◆ 给定指令 1: 在这篇关于蔡元培的文段中，蔡元培介绍许德珩去国史编纂处做课余翻译，月薪是多少？

滚滚洪涛中,他自然是位不凡的隽才,才得以革新一个教育时代。

锵锵激越中,他自然是有人格的感召,才赢得了延续世代的瞻望。

林语堂这样评价蔡元培:“蔡先生就是蔡先生。这是北大同仁的共感。言下之意,似乎含有无限的爱戴及尊敬,也似乎说天下没有第二个蔡先生。别人尽管可有长短处,但是对于蔡先生大家一致,再没有什么可说的。”

蔡元培,从踏进北大校门的那一刻起,就与其前任截然不同。他到校的第一天,校工们排队在校门口恭恭敬敬地向他行礼,而他也非常郑重地脱下礼帽鞠躬还礼。校工们包括许多师生都对他这一行为惊讶不已——这么一位校长,真是从来不曾见过。此后,每日他出入校门,校工们向他行礼,他都会脱帽鞠躬。就是还礼这件小事,给存在严重封建积习的北大吹进了一股强劲的平等、民主之风。

蔡元培出行,一向徒步。当时,清末士大夫出行必坐轿,蔡元培竭力反对,说:以人舁人,非人道;且以两人或三四人代一人之步,亦太不经济。一次,某名流在自家府邸设宴,以轿接之,他坚决不肯乘,使空轿还,而自己则徒步前往。及至,已肴残酒阑,主人责怪轿役,蔡元培立刻为其解释。他亦不坐人力车,原因是:“目睹人力车夫伛偻喘汗之状,实太不忍。”

就任北大校长后,他到孙宝琦家中拜访,告别时,孙宝琦将其送至门口,见门前无车,便对他说:“你现在不可再徒步了。”蔡元培唯唯,但第二次拜访时依旧如故,孙宝琦于是购买了一部新马车送给他。此后,他再来访,仍是徒步,孙宝琦知其有车无马,便又将自己的马给他送去。1922年,当北京的大街小巷已经跑起小汽车时,蔡元培还坐着这辆外观已经斑驳的马车,按时到北大去上班。

他只是心有自己的定数而已。

傅斯年有言,蔡元培先生实在代表两种伟大文化:一曰,中国传统圣贤之修养;一曰,西欧自由博爱之理想。此两种文化,具其一难,兼备尤不可觏。

的确,正如他提出的“思想自由,兼容并包”一样,他自己也是这么做的。

1915年夏,许德珩只身来到北京,考入北京大学英文门。虽是年已二十五岁,但家中经济困窘,无力供他上学。两年后,蔡元培任北大校长时,许德珩生活实在没有着落,只好去找他。

他向蔡元培陈述了自己的困境,蔡元培问道:“会外文不?”答曰:“会一点英文。”蔡元培从书架上拿出一本英文的《多桑蒙古史》,随手挑一节叫他翻译。他当即写出,翻译的中文贴切通顺,加上写得一手好字,蔡元培看了比较满意,当即介绍许德珩到国史编纂处做课余翻译,月薪十块银元。从此,许德珩不但可以吃饱穿暖,而且每月还能寄点钱给乡下的寡母。多年后,许德珩还时常对子女孙辈说:

“正是我山穷水尽的时候,我师蔡先生援人以手,给了我课余翻译的机会,对我真是莫大的支持和鼓舞。”

◆ 材料:
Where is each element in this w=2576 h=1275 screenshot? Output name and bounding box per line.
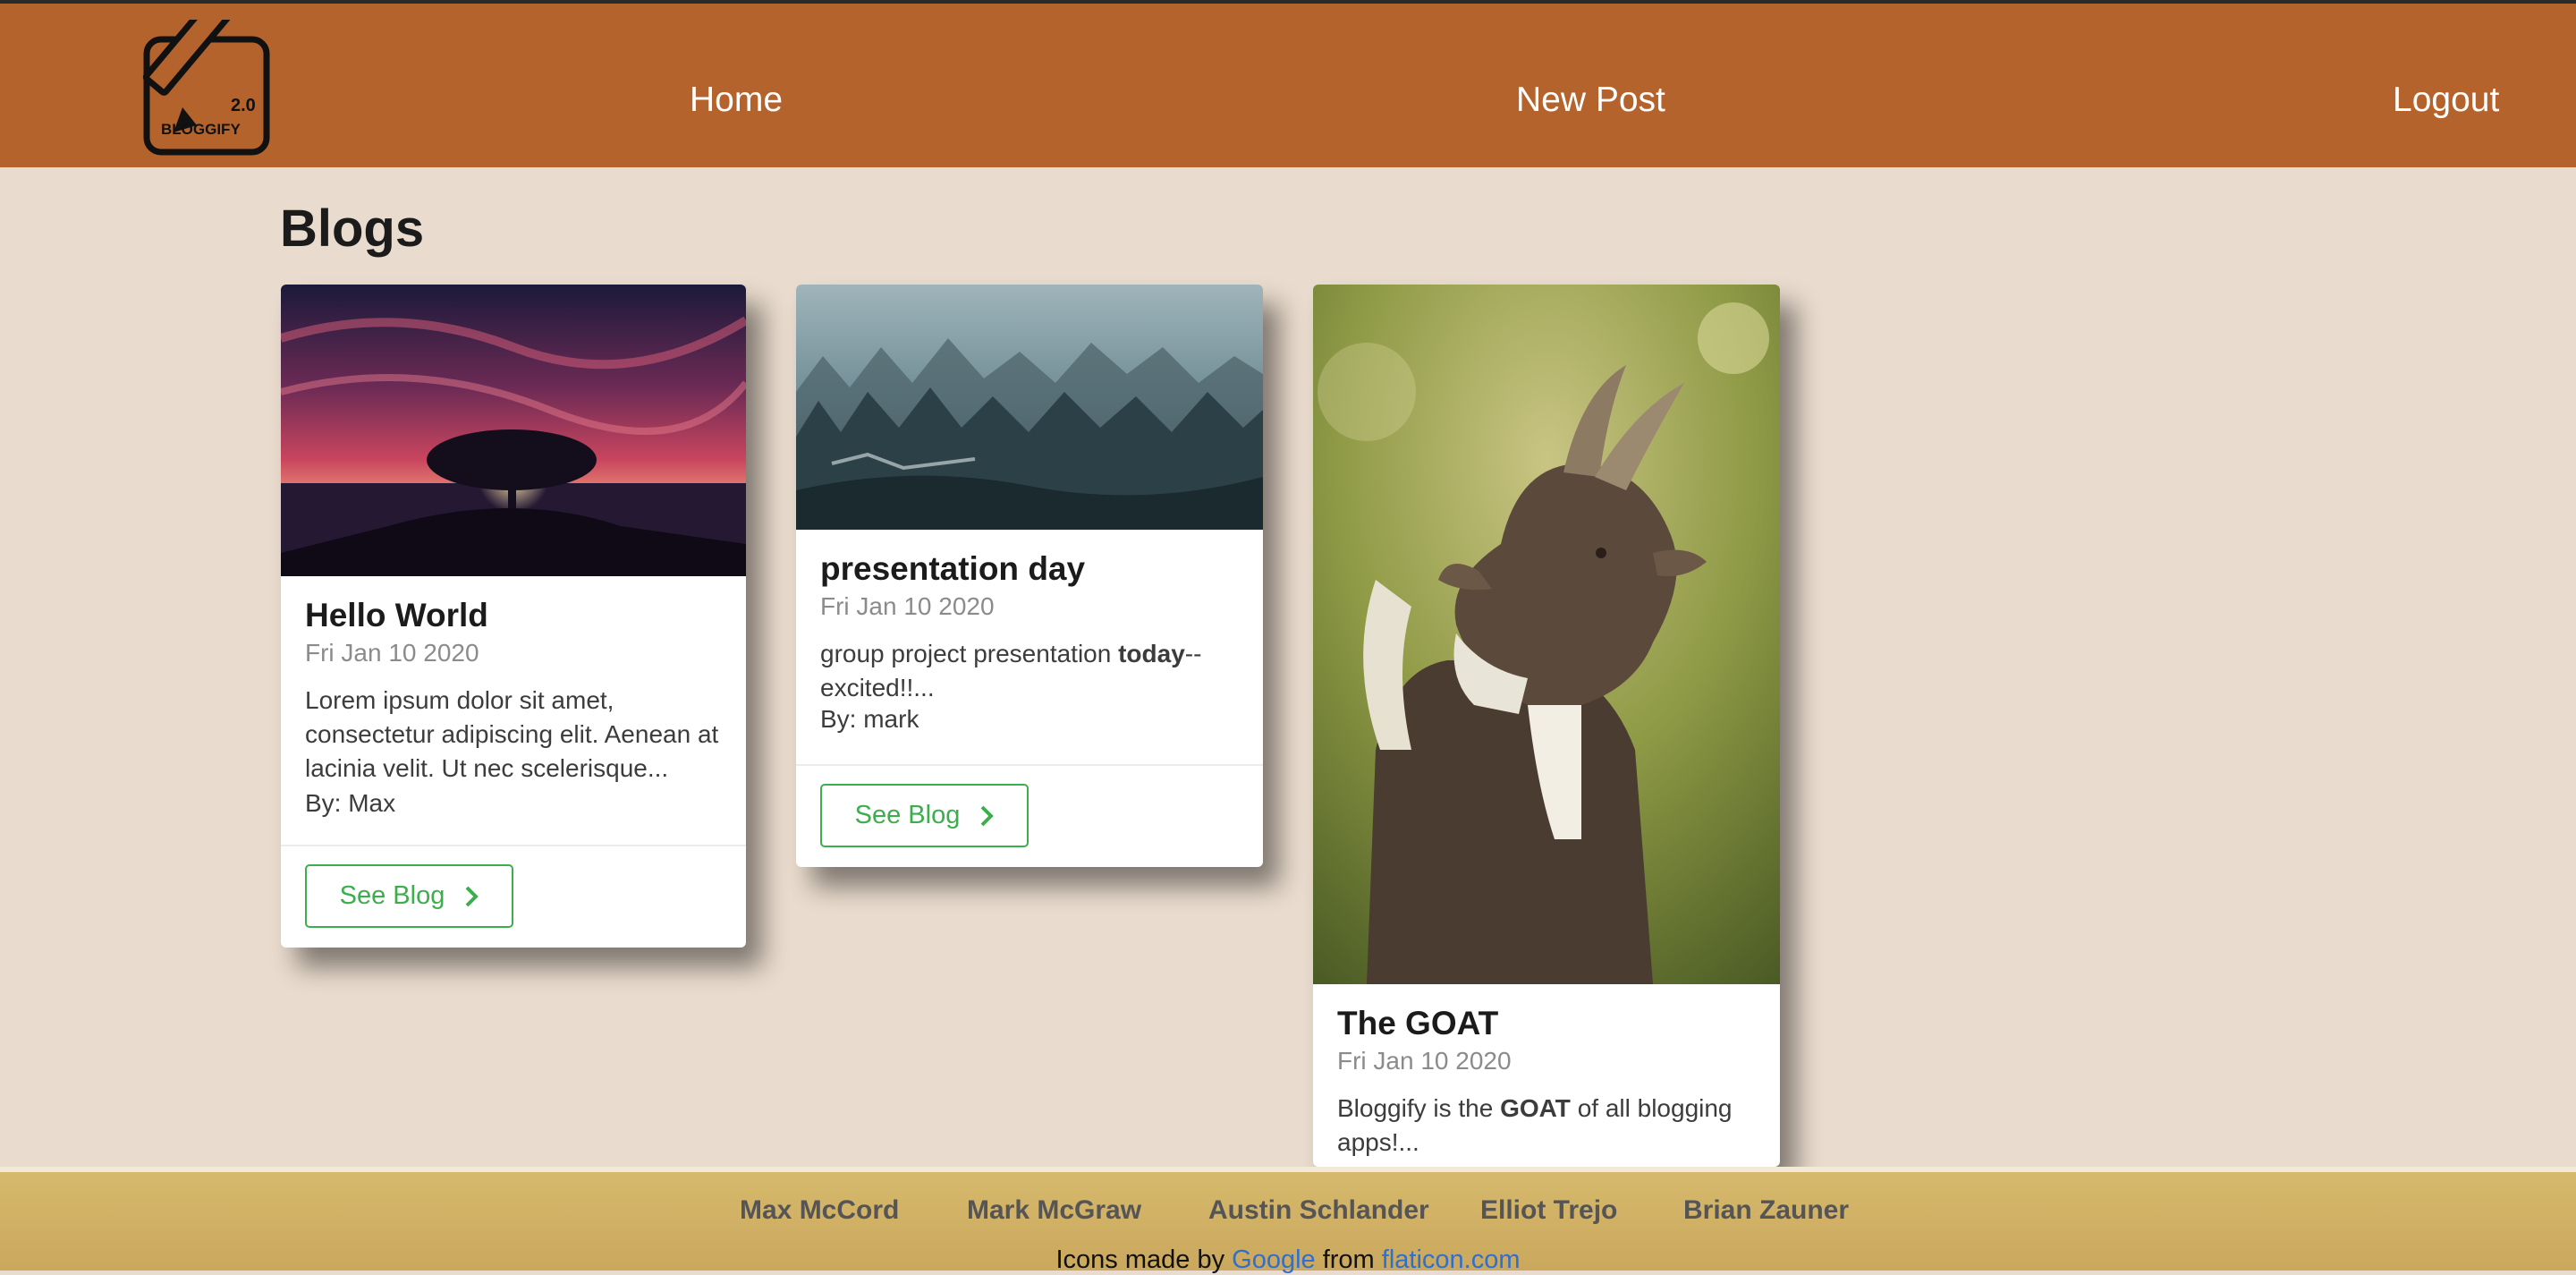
credits-prefix: Icons made by bbox=[1055, 1245, 1233, 1274]
credits-mid: from bbox=[1315, 1245, 1382, 1274]
see-blog-button[interactable]: See Blog bbox=[820, 784, 1029, 847]
chevron-right-icon bbox=[980, 805, 995, 826]
card-date: Fri Jan 10 2020 bbox=[305, 639, 479, 667]
blog-card: The GOAT Fri Jan 10 2020 Bloggify is the… bbox=[1313, 285, 1780, 1167]
footer-team-member: Elliot Trejo bbox=[1480, 1195, 1618, 1225]
footer-team-member: Max McCord bbox=[740, 1195, 900, 1225]
card-divider bbox=[796, 764, 1263, 766]
google-link[interactable]: Google bbox=[1232, 1245, 1316, 1274]
blog-card: presentation day Fri Jan 10 2020 group p… bbox=[796, 285, 1263, 867]
see-blog-button[interactable]: See Blog bbox=[305, 864, 513, 928]
misty-forest-image bbox=[796, 285, 1263, 530]
footer-team-member: Austin Schlander bbox=[1208, 1195, 1429, 1225]
page-title: Blogs bbox=[280, 200, 425, 258]
card-date: Fri Jan 10 2020 bbox=[1337, 1047, 1512, 1075]
card-author: By: Max bbox=[305, 789, 396, 817]
top-navbar: 2.0 BLOGGIFY Home New Post Logout bbox=[0, 4, 2576, 167]
see-blog-label: See Blog bbox=[339, 881, 445, 910]
goat-image bbox=[1313, 285, 1780, 984]
tree-sunset-image bbox=[281, 285, 746, 576]
card-excerpt: Lorem ipsum dolor sit amet, consectetur … bbox=[305, 686, 719, 782]
card-divider bbox=[281, 845, 746, 846]
bloggify-logo[interactable]: 2.0 BLOGGIFY bbox=[141, 20, 279, 157]
blog-card: Hello World Fri Jan 10 2020 Lorem ipsum … bbox=[281, 285, 746, 948]
footer-team-member: Mark McGraw bbox=[967, 1195, 1142, 1225]
svg-text:2.0: 2.0 bbox=[231, 96, 256, 115]
footer-team-member: Brian Zauner bbox=[1683, 1195, 1850, 1225]
chevron-right-icon bbox=[465, 886, 479, 906]
card-excerpt: group project presentation today--excite… bbox=[820, 637, 1241, 705]
icon-credits: Icons made by Google from flaticon.com bbox=[0, 1245, 2576, 1275]
card-excerpt-bold: GOAT bbox=[1500, 1094, 1571, 1122]
nav-home-link[interactable]: Home bbox=[690, 81, 783, 120]
nav-new-post-link[interactable]: New Post bbox=[1516, 81, 1665, 120]
see-blog-label: See Blog bbox=[854, 801, 961, 829]
card-date: Fri Jan 10 2020 bbox=[820, 592, 995, 620]
card-title: The GOAT bbox=[1337, 1005, 1499, 1041]
flaticon-link[interactable]: flaticon.com bbox=[1382, 1245, 1521, 1274]
card-excerpt-text: group project presentation bbox=[820, 640, 1119, 667]
card-title: Hello World bbox=[305, 597, 488, 633]
footer: Max McCord Mark McGraw Austin Schlander … bbox=[0, 1167, 2576, 1274]
svg-text:BLOGGIFY: BLOGGIFY bbox=[161, 121, 241, 138]
card-author: By: mark bbox=[820, 705, 919, 733]
card-excerpt-text: Bloggify is the bbox=[1337, 1094, 1501, 1122]
card-excerpt: Bloggify is the GOAT of all blogging app… bbox=[1337, 1092, 1758, 1160]
card-excerpt-bold: today bbox=[1118, 640, 1185, 667]
card-title: presentation day bbox=[820, 550, 1086, 587]
nav-logout-link[interactable]: Logout bbox=[2393, 81, 2499, 120]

◆ 给定指令 2: 请将条目中从含有“credits-prefix: Icons made”的那一行起、到含有“card-excerpt-text: group project”的那一行止的各行重新写出，把其中的“See Blog”换成“Read More”，其余内容一律保持不变。

◆ 最终答案 1: 十块银元。

◆ 最终答案 2:
credits-prefix: Icons made by bbox=[1055, 1245, 1233, 1274]
credits-mid: from bbox=[1315, 1245, 1382, 1274]
see-blog-button[interactable]: Read More bbox=[820, 784, 1029, 847]
chevron-right-icon bbox=[980, 805, 995, 826]
card-date: Fri Jan 10 2020 bbox=[305, 639, 479, 667]
blog-card: The GOAT Fri Jan 10 2020 Bloggify is the… bbox=[1313, 285, 1780, 1167]
footer-team-member: Elliot Trejo bbox=[1480, 1195, 1618, 1225]
footer-team-member: Max McCord bbox=[740, 1195, 900, 1225]
card-divider bbox=[796, 764, 1263, 766]
google-link[interactable]: Google bbox=[1232, 1245, 1316, 1274]
blog-card: presentation day Fri Jan 10 2020 group p… bbox=[796, 285, 1263, 867]
see-blog-button[interactable]: Read More bbox=[305, 864, 513, 928]
misty-forest-image bbox=[796, 285, 1263, 530]
footer-team-member: Austin Schlander bbox=[1208, 1195, 1429, 1225]
page-title: Blogs bbox=[280, 200, 425, 258]
card-date: Fri Jan 10 2020 bbox=[1337, 1047, 1512, 1075]
card-author: By: Max bbox=[305, 789, 396, 817]
top-navbar: 2.0 BLOGGIFY Home New Post Logout bbox=[0, 4, 2576, 167]
see-blog-label: Read More bbox=[339, 881, 445, 910]
goat-image bbox=[1313, 285, 1780, 984]
tree-sunset-image bbox=[281, 285, 746, 576]
card-excerpt: Lorem ipsum dolor sit amet, consectetur … bbox=[305, 686, 719, 782]
card-divider bbox=[281, 845, 746, 846]
bloggify-logo[interactable]: 2.0 BLOGGIFY bbox=[141, 20, 279, 157]
blog-card: Hello World Fri Jan 10 2020 Lorem ipsum … bbox=[281, 285, 746, 948]
footer-team-member: Mark McGraw bbox=[967, 1195, 1142, 1225]
svg-text:2.0: 2.0 bbox=[231, 96, 256, 115]
footer-team-member: Brian Zauner bbox=[1683, 1195, 1850, 1225]
chevron-right-icon bbox=[465, 886, 479, 906]
card-excerpt: group project presentation today--excite… bbox=[820, 637, 1241, 705]
icon-credits: Icons made by Google from flaticon.com bbox=[0, 1245, 2576, 1275]
card-excerpt-bold: GOAT bbox=[1500, 1094, 1571, 1122]
nav-home-link[interactable]: Home bbox=[690, 81, 783, 120]
nav-new-post-link[interactable]: New Post bbox=[1516, 81, 1665, 120]
see-blog-label: Read More bbox=[854, 801, 961, 829]
card-date: Fri Jan 10 2020 bbox=[820, 592, 995, 620]
card-title: The GOAT bbox=[1337, 1005, 1499, 1041]
flaticon-link[interactable]: flaticon.com bbox=[1382, 1245, 1521, 1274]
card-excerpt-text: group project presentation bbox=[820, 640, 1119, 667]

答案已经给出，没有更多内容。